If you succumb to the blandishments of the trattoria, pasterria et cetera, fear not. A few minutes walking will burn off any calories (an Italian word by the way) you may have gained. May? What do I mean 'may'!? You will definitely gain calories. Some of the desserts have enough calories to provide the annual energy requirements of a small country. The point being that only two streets in Bergamo can be described as level the rest fall somewhere between 15 and 45 degrees of inclination. You start to despair when you realize you are on a downhill slope because of the inevitable thigh crippling upward slope that will follow. We saw a couple of lycra-clad cyclists (the only time we saw such sartorial atrocities) using the town as a training ground for the more difficult bits of the Tour de France.

Information provided:
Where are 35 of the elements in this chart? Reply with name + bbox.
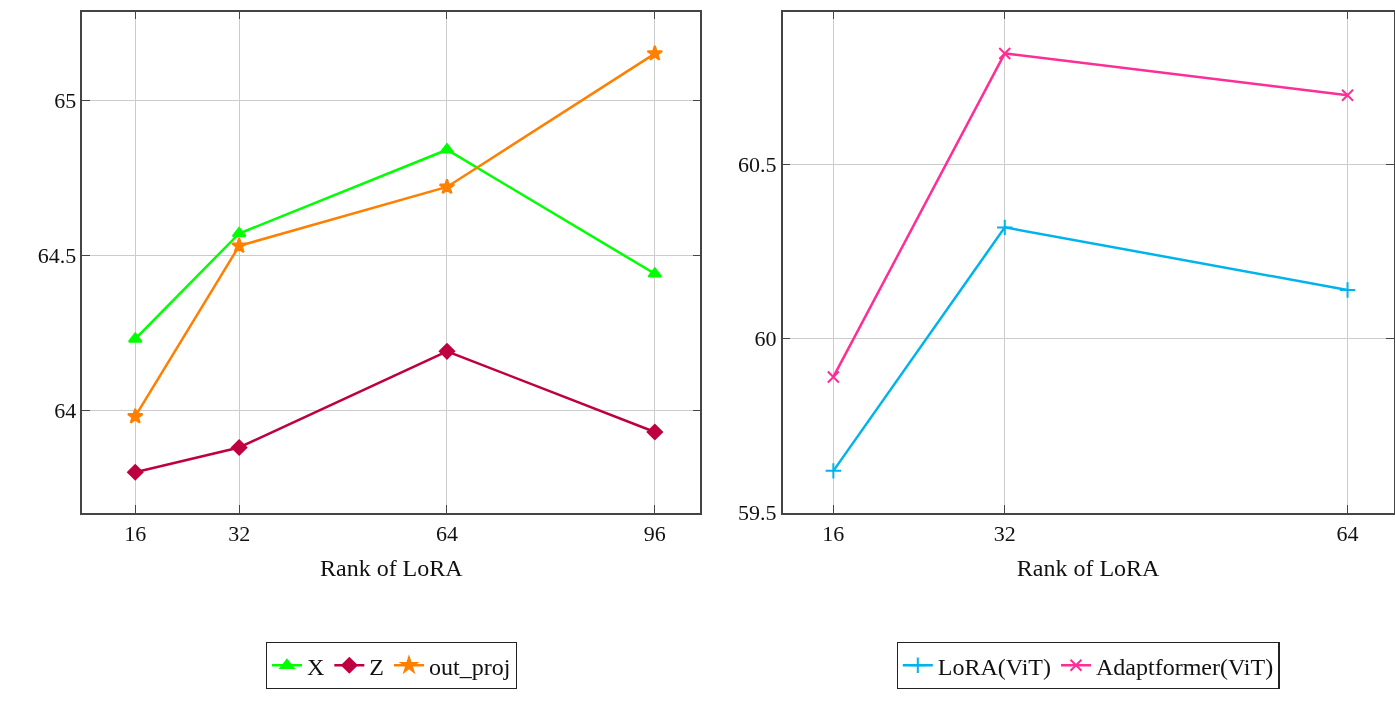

What you have to do: Output the entire passage about Bergamo's food and steep streets word for word.

Answer for the task:
If you succumb to the blandishments of the trattoria, pasterria et cetera, fear not. A few minutes walking will burn off any calories (an Italian word by the way) you may have gained. May? What do I mean 'may'!? You will definitely gain calories. Some of the desserts have enough calories to provide the annual energy requirements of a small country. The point being that only two streets in Bergamo can be described as level the rest fall somewhere between 15 and 45 degrees of inclination. You start to despair when you realize you are on a downhill slope because of the inevitable thigh crippling upward slope that will follow. We saw a couple of lycra-clad cyclists (the only time we saw such sartorial atrocities) using the town as a training ground for the more difficult bits of the Tour de France.